» Exercise goal: Do not copy the pictures; transcribe all other material exactly.

» Material for the task:
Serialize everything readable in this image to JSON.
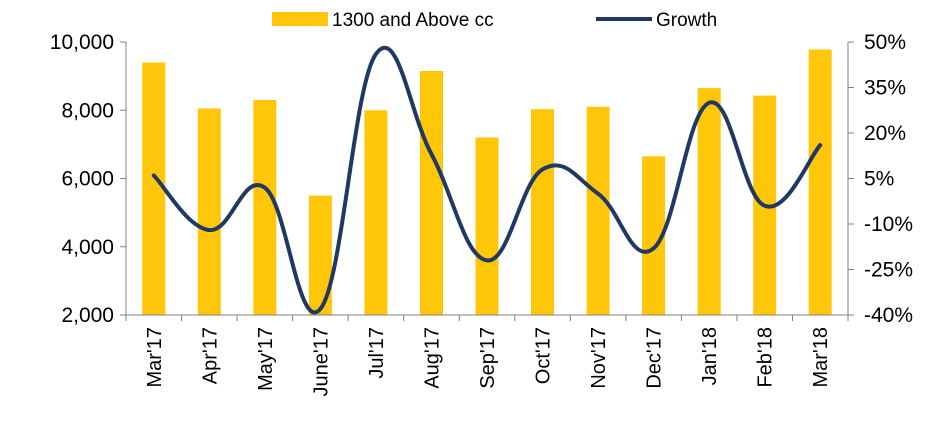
{
  "chart_data": {
    "type": "bar",
    "title": "",
    "xlabel": "",
    "ylabel": "",
    "categories": [
      "Mar'17",
      "Apr'17",
      "May'17",
      "June'17",
      "Jul'17",
      "Aug'17",
      "Sep'17",
      "Oct'17",
      "Nov'17",
      "Dec'17",
      "Jan'18",
      "Feb'18",
      "Mar'18"
    ],
    "series": [
      {
        "name": "1300 and Above cc",
        "type": "bar",
        "axis": "left",
        "color": "#FFC60A",
        "values": [
          9400,
          8050,
          8300,
          5500,
          8000,
          9150,
          7200,
          8030,
          8100,
          6650,
          8650,
          8430,
          9780
        ]
      },
      {
        "name": "Growth",
        "type": "line",
        "axis": "right",
        "unit": "%",
        "color": "#1F3864",
        "values": [
          6,
          -12,
          2,
          -38,
          46,
          13,
          -22,
          8,
          0,
          -18,
          30,
          -4,
          16
        ]
      }
    ],
    "ylim_left": [
      2000,
      10000
    ],
    "yticks_left": [
      "2,000",
      "4,000",
      "6,000",
      "8,000",
      "10,000"
    ],
    "ylim_right": [
      -40,
      50
    ],
    "yticks_right": [
      "-40%",
      "-25%",
      "-10%",
      "5%",
      "20%",
      "35%",
      "50%"
    ],
    "legend_position": "top-center",
    "grid": false
  }
}
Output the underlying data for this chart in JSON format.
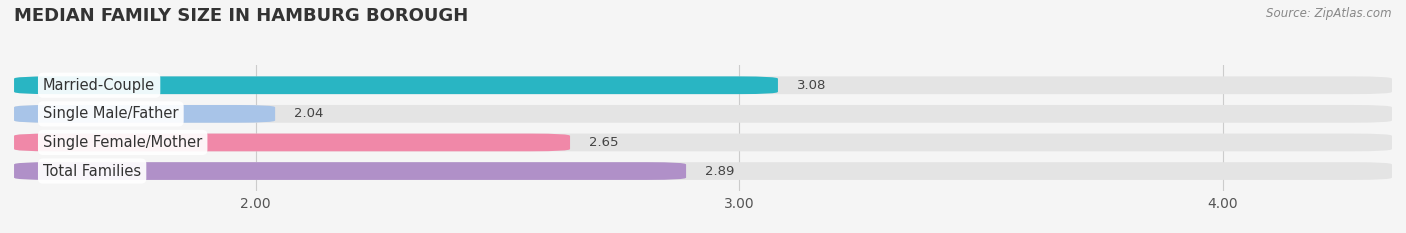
{
  "title": "MEDIAN FAMILY SIZE IN HAMBURG BOROUGH",
  "source": "Source: ZipAtlas.com",
  "categories": [
    "Married-Couple",
    "Single Male/Father",
    "Single Female/Mother",
    "Total Families"
  ],
  "values": [
    3.08,
    2.04,
    2.65,
    2.89
  ],
  "bar_colors": [
    "#29b5c3",
    "#a8c4e8",
    "#f088a8",
    "#b090c8"
  ],
  "bar_bg_color": "#e4e4e4",
  "xmin": 1.5,
  "xmax": 4.35,
  "xticks": [
    2.0,
    3.0,
    4.0
  ],
  "xtick_labels": [
    "2.00",
    "3.00",
    "4.00"
  ],
  "background_color": "#f5f5f5",
  "bar_height": 0.62,
  "label_fontsize": 10.5,
  "title_fontsize": 13,
  "value_fontsize": 9.5,
  "source_fontsize": 8.5
}
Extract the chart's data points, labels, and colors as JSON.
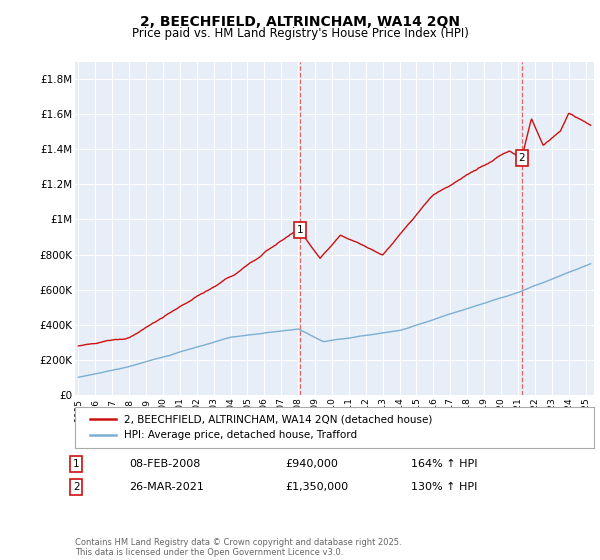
{
  "title": "2, BEECHFIELD, ALTRINCHAM, WA14 2QN",
  "subtitle": "Price paid vs. HM Land Registry's House Price Index (HPI)",
  "ylabel_ticks": [
    "£0",
    "£200K",
    "£400K",
    "£600K",
    "£800K",
    "£1M",
    "£1.2M",
    "£1.4M",
    "£1.6M",
    "£1.8M"
  ],
  "ytick_values": [
    0,
    200000,
    400000,
    600000,
    800000,
    1000000,
    1200000,
    1400000,
    1600000,
    1800000
  ],
  "ylim": [
    0,
    1900000
  ],
  "xlim_start": 1994.8,
  "xlim_end": 2025.5,
  "xticks": [
    1995,
    1996,
    1997,
    1998,
    1999,
    2000,
    2001,
    2002,
    2003,
    2004,
    2005,
    2006,
    2007,
    2008,
    2009,
    2010,
    2011,
    2012,
    2013,
    2014,
    2015,
    2016,
    2017,
    2018,
    2019,
    2020,
    2021,
    2022,
    2023,
    2024,
    2025
  ],
  "hpi_color": "#7bafd4",
  "price_color": "#cc1111",
  "marker1_date": 2008.1,
  "marker1_price": 940000,
  "marker1_label": "08-FEB-2008",
  "marker1_text": "£940,000",
  "marker1_pct": "164% ↑ HPI",
  "marker2_date": 2021.23,
  "marker2_price": 1350000,
  "marker2_label": "26-MAR-2021",
  "marker2_text": "£1,350,000",
  "marker2_pct": "130% ↑ HPI",
  "legend_label1": "2, BEECHFIELD, ALTRINCHAM, WA14 2QN (detached house)",
  "legend_label2": "HPI: Average price, detached house, Trafford",
  "footnote": "Contains HM Land Registry data © Crown copyright and database right 2025.\nThis data is licensed under the Open Government Licence v3.0.",
  "background_color": "#ffffff",
  "plot_bg_color": "#e8eef8"
}
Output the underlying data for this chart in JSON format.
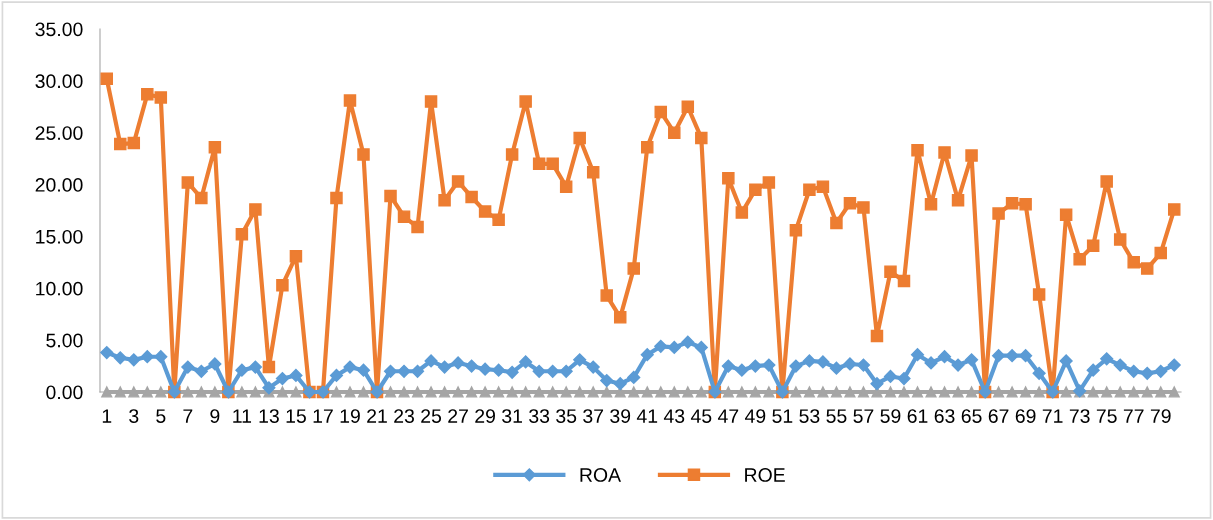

» Result of the exercise:
Serialize everything readable in this image to JSON.
{
  "chart_data": {
    "type": "bar",
    "title": "",
    "xlabel": "",
    "ylabel": "",
    "categories": [
      "Mar'17",
      "Apr'17",
      "May'17",
      "June'17",
      "Jul'17",
      "Aug'17",
      "Sep'17",
      "Oct'17",
      "Nov'17",
      "Dec'17",
      "Jan'18",
      "Feb'18",
      "Mar'18"
    ],
    "series": [
      {
        "name": "1300 and Above cc",
        "type": "bar",
        "axis": "left",
        "color": "#FFC60A",
        "values": [
          9400,
          8050,
          8300,
          5500,
          8000,
          9150,
          7200,
          8030,
          8100,
          6650,
          8650,
          8430,
          9780
        ]
      },
      {
        "name": "Growth",
        "type": "line",
        "axis": "right",
        "unit": "%",
        "color": "#1F3864",
        "values": [
          6,
          -12,
          2,
          -38,
          46,
          13,
          -22,
          8,
          0,
          -18,
          30,
          -4,
          16
        ]
      }
    ],
    "ylim_left": [
      2000,
      10000
    ],
    "yticks_left": [
      "2,000",
      "4,000",
      "6,000",
      "8,000",
      "10,000"
    ],
    "ylim_right": [
      -40,
      50
    ],
    "yticks_right": [
      "-40%",
      "-25%",
      "-10%",
      "5%",
      "20%",
      "35%",
      "50%"
    ],
    "legend_position": "top-center",
    "grid": false
  }
}
Output the underlying data for this chart in JSON format.
{
  "title": "MEDIAN FAMILY SIZE IN HAMBURG BOROUGH",
  "source": "Source: ZipAtlas.com",
  "categories": [
    "Married-Couple",
    "Single Male/Father",
    "Single Female/Mother",
    "Total Families"
  ],
  "values": [
    3.08,
    2.04,
    2.65,
    2.89
  ],
  "bar_colors": [
    "#29b5c3",
    "#a8c4e8",
    "#f088a8",
    "#b090c8"
  ],
  "bar_bg_color": "#e4e4e4",
  "xmin": 1.5,
  "xmax": 4.35,
  "xticks": [
    2.0,
    3.0,
    4.0
  ],
  "xtick_labels": [
    "2.00",
    "3.00",
    "4.00"
  ],
  "background_color": "#f5f5f5",
  "bar_height": 0.62,
  "label_fontsize": 10.5,
  "title_fontsize": 13,
  "value_fontsize": 9.5,
  "source_fontsize": 8.5
}
Extract the chart's data points, labels, and colors as JSON.
{
  "title": "2, BEECHFIELD, ALTRINCHAM, WA14 2QN",
  "subtitle": "Price paid vs. HM Land Registry's House Price Index (HPI)",
  "ylabel_ticks": [
    "£0",
    "£200K",
    "£400K",
    "£600K",
    "£800K",
    "£1M",
    "£1.2M",
    "£1.4M",
    "£1.6M",
    "£1.8M"
  ],
  "ytick_values": [
    0,
    200000,
    400000,
    600000,
    800000,
    1000000,
    1200000,
    1400000,
    1600000,
    1800000
  ],
  "ylim": [
    0,
    1900000
  ],
  "xlim_start": 1994.8,
  "xlim_end": 2025.5,
  "xticks": [
    1995,
    1996,
    1997,
    1998,
    1999,
    2000,
    2001,
    2002,
    2003,
    2004,
    2005,
    2006,
    2007,
    2008,
    2009,
    2010,
    2011,
    2012,
    2013,
    2014,
    2015,
    2016,
    2017,
    2018,
    2019,
    2020,
    2021,
    2022,
    2023,
    2024,
    2025
  ],
  "hpi_color": "#7bafd4",
  "price_color": "#cc1111",
  "marker1_date": 2008.1,
  "marker1_price": 940000,
  "marker1_label": "08-FEB-2008",
  "marker1_text": "£940,000",
  "marker1_pct": "164% ↑ HPI",
  "marker2_date": 2021.23,
  "marker2_price": 1350000,
  "marker2_label": "26-MAR-2021",
  "marker2_text": "£1,350,000",
  "marker2_pct": "130% ↑ HPI",
  "legend_label1": "2, BEECHFIELD, ALTRINCHAM, WA14 2QN (detached house)",
  "legend_label2": "HPI: Average price, detached house, Trafford",
  "footnote": "Contains HM Land Registry data © Crown copyright and database right 2025.\nThis data is licensed under the Open Government Licence v3.0.",
  "background_color": "#ffffff",
  "plot_bg_color": "#e8eef8"
}
Output the underlying data for this chart in JSON format.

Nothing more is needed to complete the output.